▸ **Problem requirements**
Express the records below as a Markdown table with the columns "No." and "Line", numbering each line and leaving out blank lines. Begin at the line that has "bar-top-face[interactable] [180, 258, 353, 268]" and stop after the line that has "x-tick-labels: 0.00 1.00", covering nothing outside that span.

── Recorded data

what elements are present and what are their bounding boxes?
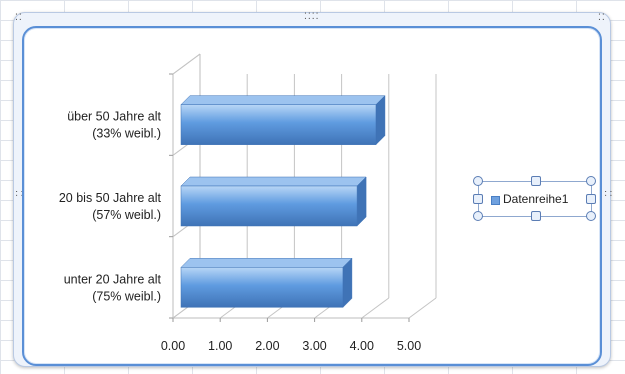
bar-top-face[interactable] [180, 258, 353, 268]
category-label: unter 20 Jahre alt [64, 272, 162, 286]
category-label: (57% weibl.) [92, 208, 161, 222]
axes [169, 53, 409, 319]
x-tick-label: 5.00 [397, 339, 421, 353]
bar-side-face[interactable] [356, 176, 367, 227]
legend-handle-bottom-left[interactable] [473, 211, 483, 221]
bars[interactable] [180, 95, 386, 308]
top-left-corner-handle[interactable]: ⁚⁚ [15, 13, 23, 23]
bar[interactable] [180, 104, 377, 145]
category-label: 20 bis 50 Jahre alt [59, 191, 162, 205]
right-resize-handle[interactable]: ⁚⁚ [602, 190, 612, 198]
x-tick-label: 0.00 [161, 339, 185, 353]
category-label: (33% weibl.) [92, 127, 161, 141]
top-right-corner-handle[interactable]: ⁚⁚ [598, 13, 606, 23]
x-tick-label: 4.00 [350, 339, 374, 353]
legend-label-datenreihe1: Datenreihe1 [503, 192, 569, 206]
bar-top-face[interactable] [180, 176, 367, 187]
legend-handle-right[interactable] [586, 194, 596, 204]
legend-handle-top-right[interactable] [586, 176, 596, 186]
x-tick-label: 3.00 [302, 339, 326, 353]
category-labels: unter 20 Jahre alt (75% weibl.) 20 bis 50 … [59, 110, 162, 304]
legend[interactable]: Datenreihe1 [473, 176, 596, 221]
legend-handle-top[interactable] [531, 176, 541, 186]
bar-side-face[interactable] [342, 257, 353, 308]
legend-handle-left[interactable] [473, 194, 483, 204]
bar-side-face[interactable] [375, 95, 386, 146]
wall-separator [172, 53, 201, 75]
category-label: über 50 Jahre alt [67, 110, 161, 124]
x-tick-label: 1.00 [208, 339, 232, 353]
legend-key-datenreihe1 [491, 196, 500, 205]
category-label: (75% weibl.) [92, 289, 161, 303]
legend-handle-bottom-right[interactable] [586, 211, 596, 221]
bar-top-face[interactable] [180, 95, 386, 105]
legend-handle-top-left[interactable] [473, 176, 483, 186]
x-tick-labels: 0.00 1.00 2.00 3.00 4.00 5.00 [161, 318, 421, 353]
left-resize-handle[interactable]: ⁚⁚ [13, 190, 23, 198]
x-tick-label: 2.00 [255, 339, 279, 353]
bar[interactable] [180, 267, 344, 308]
legend-handle-bottom[interactable] [531, 211, 541, 221]
gridline-floor [361, 297, 390, 319]
top-resize-handle[interactable]: ⁚⁚⁚⁚ [304, 12, 320, 22]
bar[interactable] [180, 185, 358, 227]
gridline-floor [408, 297, 437, 319]
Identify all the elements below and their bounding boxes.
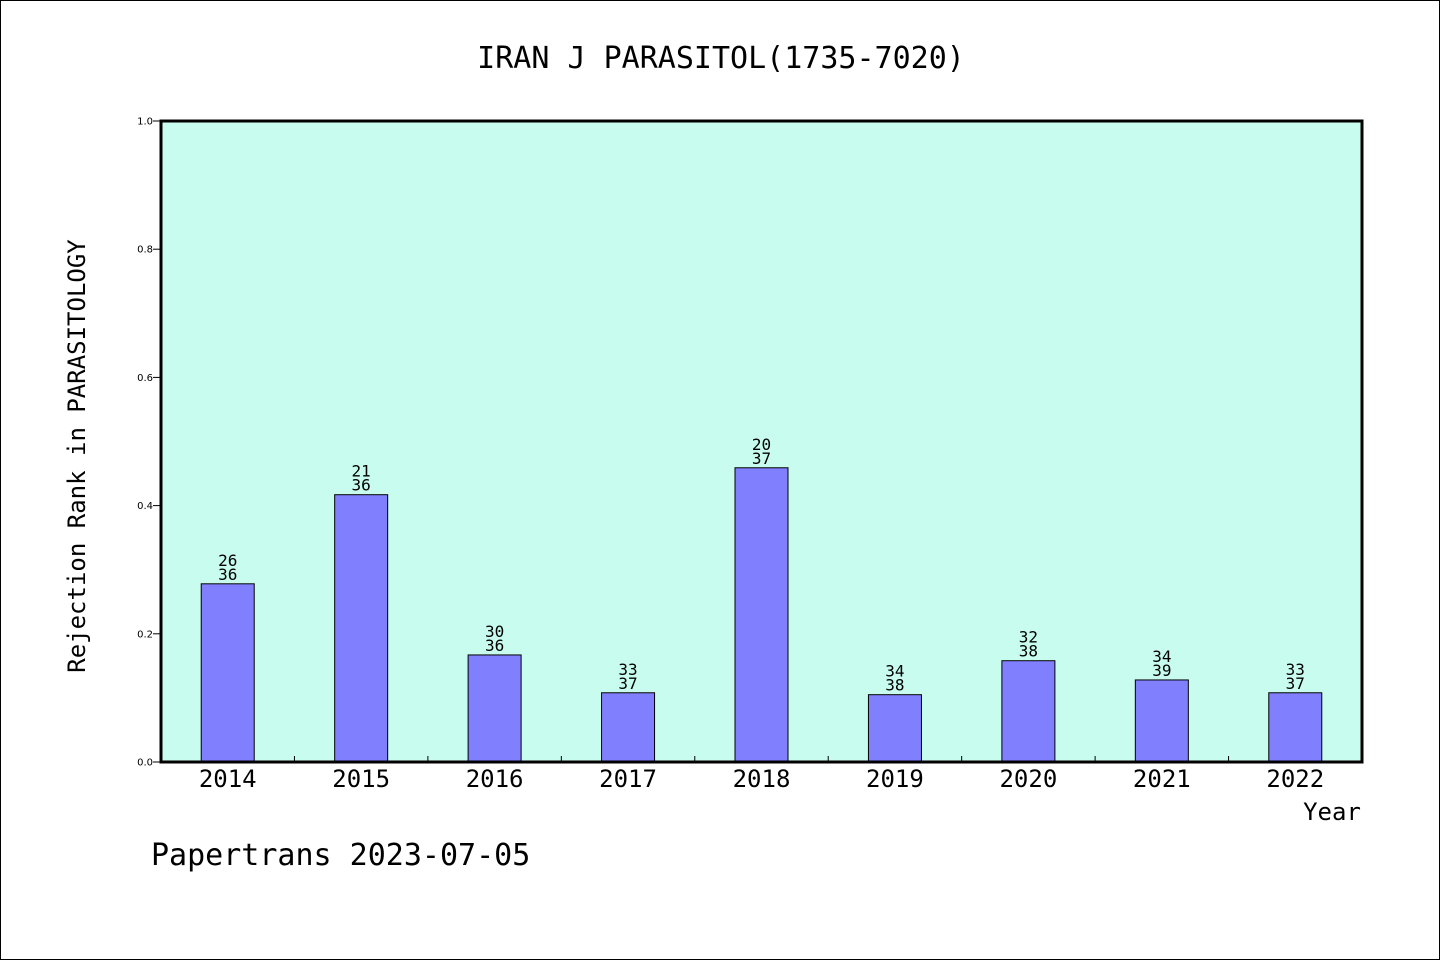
y-axis-ticks: 0.0 0.2 0.4 0.6 0.8 1.0 [137, 117, 161, 769]
x-tick-label: 2022 [1266, 765, 1324, 793]
x-tick-label: 2015 [332, 765, 390, 793]
bar-label-bottom: 37 [1286, 674, 1305, 693]
bar [200, 583, 255, 763]
bar-label-bottom: 36 [485, 636, 504, 655]
bar-label-bottom: 37 [618, 674, 637, 693]
y-tick-label: 0.6 [137, 373, 153, 384]
y-tick-label: 1.0 [137, 117, 153, 128]
bar [467, 654, 522, 763]
bar [1001, 660, 1056, 763]
x-axis-label: Year [1303, 798, 1361, 826]
footer-text: Papertrans 2023-07-05 [151, 838, 530, 873]
x-tick-label: 2020 [999, 765, 1057, 793]
bar [334, 494, 389, 763]
y-tick-label: 0.2 [137, 629, 153, 640]
x-tick-label: 2016 [466, 765, 524, 793]
bar-label-bottom: 36 [218, 565, 237, 584]
bar [1134, 679, 1189, 763]
x-axis-ticks: 2014 2015 2016 2017 2018 2019 2020 2021 2022 [199, 756, 1324, 793]
y-tick-label: 0.4 [137, 501, 153, 512]
bar-label-top: 26 [218, 551, 237, 570]
x-tick-label: 2014 [199, 765, 257, 793]
bar-label-top: 34 [1152, 647, 1171, 666]
bar-label-top: 20 [752, 435, 771, 454]
chart-title: IRAN J PARASITOL(1735-7020) [477, 41, 965, 76]
bar [601, 692, 656, 763]
x-tick-label: 2021 [1133, 765, 1191, 793]
bars-layer [200, 467, 1323, 763]
bar-label-top: 32 [1019, 628, 1038, 647]
bar-label-bottom: 38 [885, 676, 904, 695]
x-tick-label: 2018 [733, 765, 791, 793]
bar-label-bottom: 39 [1152, 661, 1171, 680]
bar-label-bottom: 38 [1019, 642, 1038, 661]
bar [867, 694, 922, 763]
bar-label-bottom: 37 [752, 449, 771, 468]
bar-label-top: 21 [352, 462, 371, 481]
x-tick-label: 2019 [866, 765, 924, 793]
bar-label-top: 33 [618, 660, 637, 679]
y-axis-label: Rejection Rank in PARASITOLOGY [63, 239, 91, 673]
y-tick-label: 0.8 [137, 245, 153, 256]
bar-label-top: 33 [1286, 660, 1305, 679]
bar-label-top: 34 [885, 662, 904, 681]
plot-border [159, 119, 1364, 764]
y-tick-label: 0.0 [137, 758, 153, 769]
bar [734, 467, 789, 763]
bar [1268, 692, 1323, 763]
x-tick-label: 2017 [599, 765, 657, 793]
bar-label-top: 30 [485, 622, 504, 641]
bar-label-bottom: 36 [352, 476, 371, 495]
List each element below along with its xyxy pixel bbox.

────

▸ **Written reply**
| No. | Line |
|---|---|
| 1 | bar-top-face[interactable] [180, 258, 353, 268] |
| 2 | category-label: unter 20 Jahre alt [64, 272, 162, 286] |
| 3 | category-label: (57% weibl.) [92, 208, 161, 222] |
| 4 | axes [169, 53, 409, 319] |
| 5 | x-tick-label: 5.00 [397, 339, 421, 353] |
| 6 | bar-side-face[interactable] [356, 176, 367, 227] |
| 7 | legend-handle-bottom-left[interactable] [473, 211, 483, 221] |
| 8 | bars[interactable] [180, 95, 386, 308] |
| 9 | top-left-corner-handle[interactable]: ⁚⁚ [15, 13, 23, 23] |
| 10 | bar[interactable] [180, 104, 377, 145] |
| 11 | category-label: 20 bis 50 Jahre alt [59, 191, 162, 205] |
| 12 | right-resize-handle[interactable]: ⁚⁚ [602, 190, 612, 198] |
| 13 | x-tick-label: 0.00 [161, 339, 185, 353] |
| 14 | category-label: (33% weibl.) [92, 127, 161, 141] |
| 15 | top-right-corner-handle[interactable]: ⁚⁚ [598, 13, 606, 23] |
| 16 | x-tick-label: 4.00 [350, 339, 374, 353] |
| 17 | legend-label-datenreihe1: Datenreihe1 [503, 192, 569, 206] |
| 18 | bar-top-face[interactable] [180, 176, 367, 187] |
| 19 | legend-handle-right[interactable] [586, 194, 596, 204] |
| 20 | legend-handle-top-right[interactable] [586, 176, 596, 186] |
| 21 | x-tick-label: 3.00 [302, 339, 326, 353] |
| 22 | category-labels: unter 20 Jahre alt (75% weibl.) 20 bis 50 … [59, 110, 162, 304] |
| 23 | legend[interactable]: Datenreihe1 [473, 176, 596, 221] |
| 24 | legend-handle-top[interactable] [531, 176, 541, 186] |
| 25 | bar-side-face[interactable] [342, 257, 353, 308] |
| 26 | legend-handle-left[interactable] [473, 194, 483, 204] |
| 27 | bar-side-face[interactable] [375, 95, 386, 146] |
| 28 | wall-separator [172, 53, 201, 75] |
| 29 | category-label: über 50 Jahre alt [67, 110, 161, 124] |
| 30 | x-tick-label: 1.00 [208, 339, 232, 353] |
| 31 | legend-key-datenreihe1 [491, 196, 500, 205] |
| 32 | category-label: (75% weibl.) [92, 289, 161, 303] |
| 33 | legend-handle-bottom-right[interactable] [586, 211, 596, 221] |
| 34 | bar-top-face[interactable] [180, 95, 386, 105] |
| 35 | legend-handle-top-left[interactable] [473, 176, 483, 186] |
| 36 | x-tick-labels: 0.00 1.00 2.00 3.00 4.00 5.00 [161, 318, 421, 353] |